## RECORD LIST
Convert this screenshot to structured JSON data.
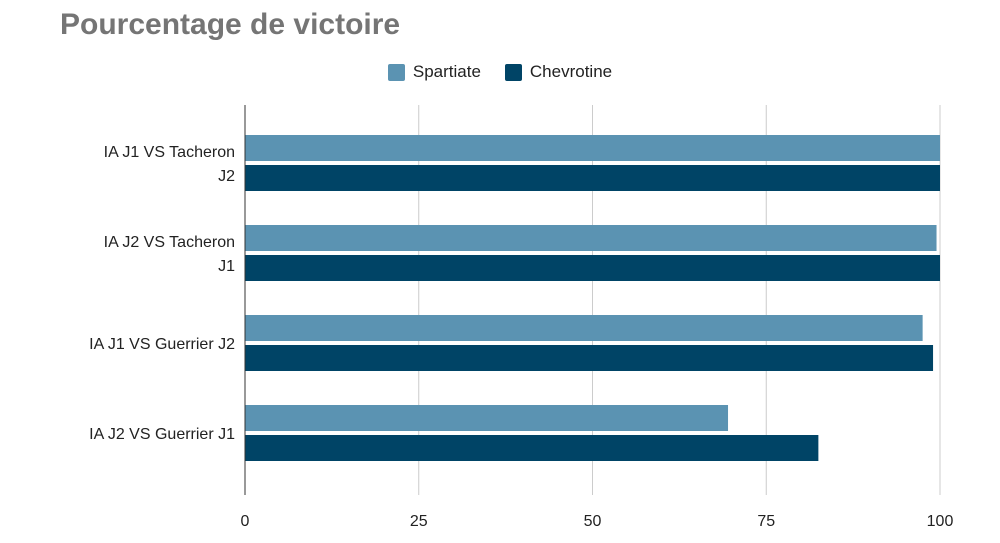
{
  "chart_data": {
    "type": "bar",
    "orientation": "horizontal",
    "title": "Pourcentage de victoire",
    "xlabel": "",
    "ylabel": "",
    "categories": [
      [
        "IA J1 VS Tacheron",
        "J2"
      ],
      [
        "IA J2 VS Tacheron",
        "J1"
      ],
      [
        "IA J1 VS Guerrier J2"
      ],
      [
        "IA J2 VS Guerrier J1"
      ]
    ],
    "series": [
      {
        "name": "Spartiate",
        "color": "#5b93b2",
        "values": [
          100,
          99.5,
          97.5,
          69.5
        ]
      },
      {
        "name": "Chevrotine",
        "color": "#004466",
        "values": [
          100,
          100,
          99,
          82.5
        ]
      }
    ],
    "xlim": [
      0,
      100
    ],
    "xticks": [
      0,
      25,
      50,
      75,
      100
    ],
    "grid": true,
    "legend_position": "top-center"
  }
}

## WRITTEN INSTRUCTION
Omit every picture, and otherwise quote the entries exactly.

## EXERCISE RESPONSE
Convert this screenshot to structured JSON data.
{
  "chart_data": {
    "type": "bar",
    "orientation": "horizontal",
    "title": "Pourcentage de victoire",
    "xlabel": "",
    "ylabel": "",
    "categories": [
      [
        "IA J1 VS Tacheron",
        "J2"
      ],
      [
        "IA J2 VS Tacheron",
        "J1"
      ],
      [
        "IA J1 VS Guerrier J2"
      ],
      [
        "IA J2 VS Guerrier J1"
      ]
    ],
    "series": [
      {
        "name": "Spartiate",
        "color": "#5b93b2",
        "values": [
          100,
          99.5,
          97.5,
          69.5
        ]
      },
      {
        "name": "Chevrotine",
        "color": "#004466",
        "values": [
          100,
          100,
          99,
          82.5
        ]
      }
    ],
    "xlim": [
      0,
      100
    ],
    "xticks": [
      0,
      25,
      50,
      75,
      100
    ],
    "grid": true,
    "legend_position": "top-center"
  }
}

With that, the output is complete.